▸ **DO THIS**:
Reproduce the data exactly and drop any pictures it holds.

▸ **MATERIAL SHOWN**:
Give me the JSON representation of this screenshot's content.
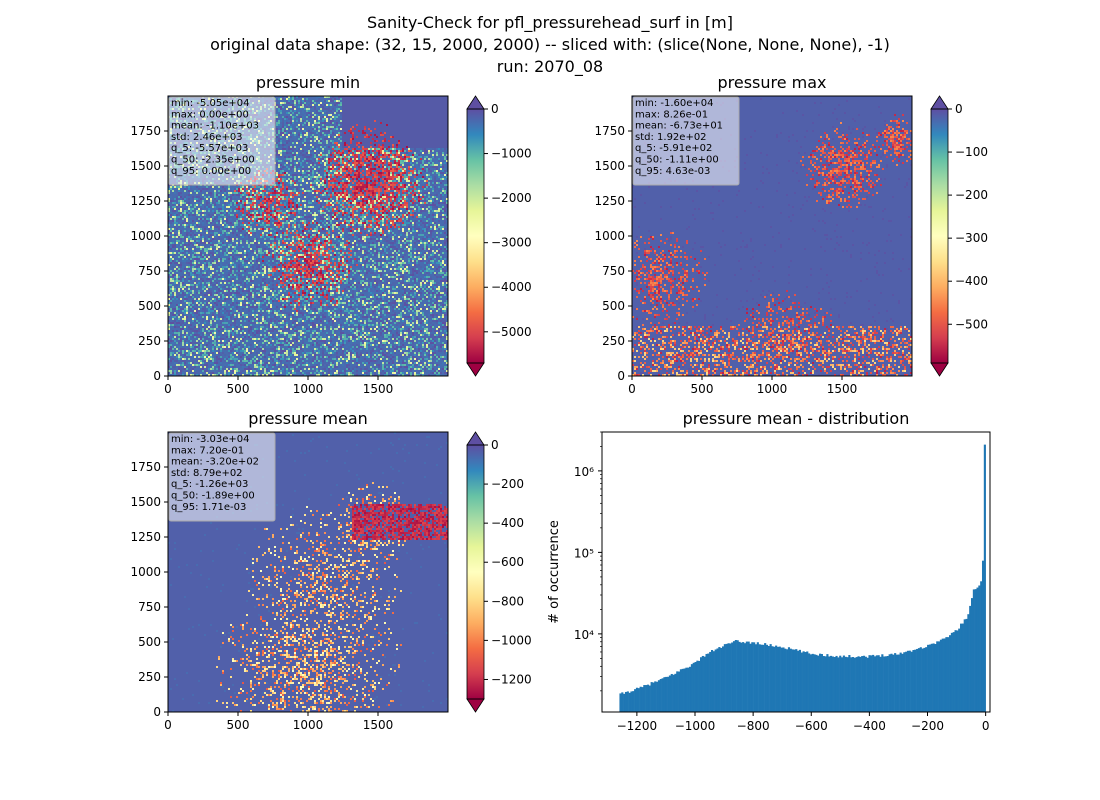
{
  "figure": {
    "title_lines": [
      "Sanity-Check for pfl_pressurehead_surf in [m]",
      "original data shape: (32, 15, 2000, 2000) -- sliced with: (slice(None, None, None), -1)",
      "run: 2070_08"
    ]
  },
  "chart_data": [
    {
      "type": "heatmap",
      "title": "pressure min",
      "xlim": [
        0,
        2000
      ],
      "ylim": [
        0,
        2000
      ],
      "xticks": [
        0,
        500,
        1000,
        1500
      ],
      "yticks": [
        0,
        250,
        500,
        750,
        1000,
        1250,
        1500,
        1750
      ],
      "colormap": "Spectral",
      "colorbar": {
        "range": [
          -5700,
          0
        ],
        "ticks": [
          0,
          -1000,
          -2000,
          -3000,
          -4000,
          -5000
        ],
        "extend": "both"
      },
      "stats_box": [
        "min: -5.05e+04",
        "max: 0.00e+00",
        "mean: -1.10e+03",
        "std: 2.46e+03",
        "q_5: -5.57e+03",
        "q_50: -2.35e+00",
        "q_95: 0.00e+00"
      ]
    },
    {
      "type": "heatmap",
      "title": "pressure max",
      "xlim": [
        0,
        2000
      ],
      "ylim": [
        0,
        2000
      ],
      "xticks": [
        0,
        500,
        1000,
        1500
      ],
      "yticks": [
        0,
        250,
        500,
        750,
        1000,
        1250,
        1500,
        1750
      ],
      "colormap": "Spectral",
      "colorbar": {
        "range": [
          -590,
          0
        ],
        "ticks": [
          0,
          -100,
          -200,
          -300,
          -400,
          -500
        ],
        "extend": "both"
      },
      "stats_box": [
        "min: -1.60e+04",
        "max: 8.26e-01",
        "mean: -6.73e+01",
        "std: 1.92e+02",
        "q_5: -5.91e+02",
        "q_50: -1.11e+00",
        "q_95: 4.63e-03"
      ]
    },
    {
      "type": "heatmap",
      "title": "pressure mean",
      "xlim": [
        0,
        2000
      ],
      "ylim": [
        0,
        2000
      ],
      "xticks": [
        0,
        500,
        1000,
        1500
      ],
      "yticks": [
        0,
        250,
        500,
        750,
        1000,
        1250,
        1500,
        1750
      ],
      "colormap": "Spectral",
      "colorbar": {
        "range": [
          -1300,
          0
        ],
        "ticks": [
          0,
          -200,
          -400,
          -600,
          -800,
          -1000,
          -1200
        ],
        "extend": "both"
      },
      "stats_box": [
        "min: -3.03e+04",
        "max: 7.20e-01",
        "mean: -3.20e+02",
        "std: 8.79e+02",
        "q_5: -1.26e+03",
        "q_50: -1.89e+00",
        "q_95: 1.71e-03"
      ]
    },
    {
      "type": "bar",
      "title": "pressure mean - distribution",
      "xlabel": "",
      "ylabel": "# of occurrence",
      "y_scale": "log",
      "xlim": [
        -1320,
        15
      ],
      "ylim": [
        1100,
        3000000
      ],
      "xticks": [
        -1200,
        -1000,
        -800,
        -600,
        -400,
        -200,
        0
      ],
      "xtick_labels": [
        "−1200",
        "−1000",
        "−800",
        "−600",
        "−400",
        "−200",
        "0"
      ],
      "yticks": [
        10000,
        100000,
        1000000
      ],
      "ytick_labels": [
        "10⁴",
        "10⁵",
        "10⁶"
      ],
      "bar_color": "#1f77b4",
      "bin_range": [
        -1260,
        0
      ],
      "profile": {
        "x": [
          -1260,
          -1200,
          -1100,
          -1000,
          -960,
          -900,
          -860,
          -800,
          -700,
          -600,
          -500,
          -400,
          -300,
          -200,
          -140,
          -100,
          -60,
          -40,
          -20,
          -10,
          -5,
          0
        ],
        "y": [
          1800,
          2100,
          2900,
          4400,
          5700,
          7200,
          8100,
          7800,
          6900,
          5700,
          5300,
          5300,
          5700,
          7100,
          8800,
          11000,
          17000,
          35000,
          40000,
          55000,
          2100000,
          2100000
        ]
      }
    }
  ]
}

▸ **ANSWER BELOW**:
Give me the JSON representation of this screenshot's content.
{
  "figure": {
    "title_lines": [
      "Sanity-Check for pfl_pressurehead_surf in [m]",
      "original data shape: (32, 15, 2000, 2000) -- sliced with: (slice(None, None, None), -1)",
      "run: 2070_08"
    ]
  },
  "chart_data": [
    {
      "type": "heatmap",
      "title": "pressure min",
      "xlim": [
        0,
        2000
      ],
      "ylim": [
        0,
        2000
      ],
      "xticks": [
        0,
        500,
        1000,
        1500
      ],
      "yticks": [
        0,
        250,
        500,
        750,
        1000,
        1250,
        1500,
        1750
      ],
      "colormap": "Spectral",
      "colorbar": {
        "range": [
          -5700,
          0
        ],
        "ticks": [
          0,
          -1000,
          -2000,
          -3000,
          -4000,
          -5000
        ],
        "extend": "both"
      },
      "stats_box": [
        "min: -5.05e+04",
        "max: 0.00e+00",
        "mean: -1.10e+03",
        "std: 2.46e+03",
        "q_5: -5.57e+03",
        "q_50: -2.35e+00",
        "q_95: 0.00e+00"
      ]
    },
    {
      "type": "heatmap",
      "title": "pressure max",
      "xlim": [
        0,
        2000
      ],
      "ylim": [
        0,
        2000
      ],
      "xticks": [
        0,
        500,
        1000,
        1500
      ],
      "yticks": [
        0,
        250,
        500,
        750,
        1000,
        1250,
        1500,
        1750
      ],
      "colormap": "Spectral",
      "colorbar": {
        "range": [
          -590,
          0
        ],
        "ticks": [
          0,
          -100,
          -200,
          -300,
          -400,
          -500
        ],
        "extend": "both"
      },
      "stats_box": [
        "min: -1.60e+04",
        "max: 8.26e-01",
        "mean: -6.73e+01",
        "std: 1.92e+02",
        "q_5: -5.91e+02",
        "q_50: -1.11e+00",
        "q_95: 4.63e-03"
      ]
    },
    {
      "type": "heatmap",
      "title": "pressure mean",
      "xlim": [
        0,
        2000
      ],
      "ylim": [
        0,
        2000
      ],
      "xticks": [
        0,
        500,
        1000,
        1500
      ],
      "yticks": [
        0,
        250,
        500,
        750,
        1000,
        1250,
        1500,
        1750
      ],
      "colormap": "Spectral",
      "colorbar": {
        "range": [
          -1300,
          0
        ],
        "ticks": [
          0,
          -200,
          -400,
          -600,
          -800,
          -1000,
          -1200
        ],
        "extend": "both"
      },
      "stats_box": [
        "min: -3.03e+04",
        "max: 7.20e-01",
        "mean: -3.20e+02",
        "std: 8.79e+02",
        "q_5: -1.26e+03",
        "q_50: -1.89e+00",
        "q_95: 1.71e-03"
      ]
    },
    {
      "type": "bar",
      "title": "pressure mean - distribution",
      "xlabel": "",
      "ylabel": "# of occurrence",
      "y_scale": "log",
      "xlim": [
        -1320,
        15
      ],
      "ylim": [
        1100,
        3000000
      ],
      "xticks": [
        -1200,
        -1000,
        -800,
        -600,
        -400,
        -200,
        0
      ],
      "xtick_labels": [
        "−1200",
        "−1000",
        "−800",
        "−600",
        "−400",
        "−200",
        "0"
      ],
      "yticks": [
        10000,
        100000,
        1000000
      ],
      "ytick_labels": [
        "10⁴",
        "10⁵",
        "10⁶"
      ],
      "bar_color": "#1f77b4",
      "bin_range": [
        -1260,
        0
      ],
      "profile": {
        "x": [
          -1260,
          -1200,
          -1100,
          -1000,
          -960,
          -900,
          -860,
          -800,
          -700,
          -600,
          -500,
          -400,
          -300,
          -200,
          -140,
          -100,
          -60,
          -40,
          -20,
          -10,
          -5,
          0
        ],
        "y": [
          1800,
          2100,
          2900,
          4400,
          5700,
          7200,
          8100,
          7800,
          6900,
          5700,
          5300,
          5300,
          5700,
          7100,
          8800,
          11000,
          17000,
          35000,
          40000,
          55000,
          2100000,
          2100000
        ]
      }
    }
  ]
}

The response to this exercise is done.